WRITTEN EXERCISE
State how many lines of the records contain the string "ruler". Give the number alone.
************
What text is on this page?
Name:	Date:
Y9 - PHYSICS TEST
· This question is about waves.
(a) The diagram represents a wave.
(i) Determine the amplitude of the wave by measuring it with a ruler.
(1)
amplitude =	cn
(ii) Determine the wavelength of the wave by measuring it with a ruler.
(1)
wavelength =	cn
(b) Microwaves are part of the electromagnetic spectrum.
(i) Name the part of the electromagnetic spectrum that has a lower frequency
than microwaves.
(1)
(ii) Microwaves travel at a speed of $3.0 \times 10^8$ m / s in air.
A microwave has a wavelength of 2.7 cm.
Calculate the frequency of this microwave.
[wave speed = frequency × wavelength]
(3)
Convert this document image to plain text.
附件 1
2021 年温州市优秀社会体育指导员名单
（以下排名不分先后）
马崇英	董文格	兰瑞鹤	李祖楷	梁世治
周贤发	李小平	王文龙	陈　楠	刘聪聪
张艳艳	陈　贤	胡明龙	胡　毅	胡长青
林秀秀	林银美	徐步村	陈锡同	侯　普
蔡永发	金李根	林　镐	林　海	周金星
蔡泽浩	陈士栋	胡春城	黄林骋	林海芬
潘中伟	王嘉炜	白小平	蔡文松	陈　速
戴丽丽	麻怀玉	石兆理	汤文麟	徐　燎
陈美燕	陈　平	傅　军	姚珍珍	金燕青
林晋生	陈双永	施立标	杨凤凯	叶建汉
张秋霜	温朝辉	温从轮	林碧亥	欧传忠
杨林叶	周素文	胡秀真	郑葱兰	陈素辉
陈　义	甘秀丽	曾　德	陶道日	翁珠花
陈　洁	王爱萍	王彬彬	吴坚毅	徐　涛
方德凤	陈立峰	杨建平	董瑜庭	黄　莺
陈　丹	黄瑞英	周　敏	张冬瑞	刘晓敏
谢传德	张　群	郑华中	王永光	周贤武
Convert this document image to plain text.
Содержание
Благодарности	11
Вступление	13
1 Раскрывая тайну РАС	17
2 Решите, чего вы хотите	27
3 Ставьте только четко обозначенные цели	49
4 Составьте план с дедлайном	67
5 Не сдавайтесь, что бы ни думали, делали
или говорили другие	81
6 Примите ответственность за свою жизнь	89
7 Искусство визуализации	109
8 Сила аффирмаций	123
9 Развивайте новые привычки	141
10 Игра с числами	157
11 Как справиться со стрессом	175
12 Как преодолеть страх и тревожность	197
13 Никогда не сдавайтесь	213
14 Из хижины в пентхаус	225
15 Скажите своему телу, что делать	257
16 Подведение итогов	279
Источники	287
************
THE COMPLETED TASK
2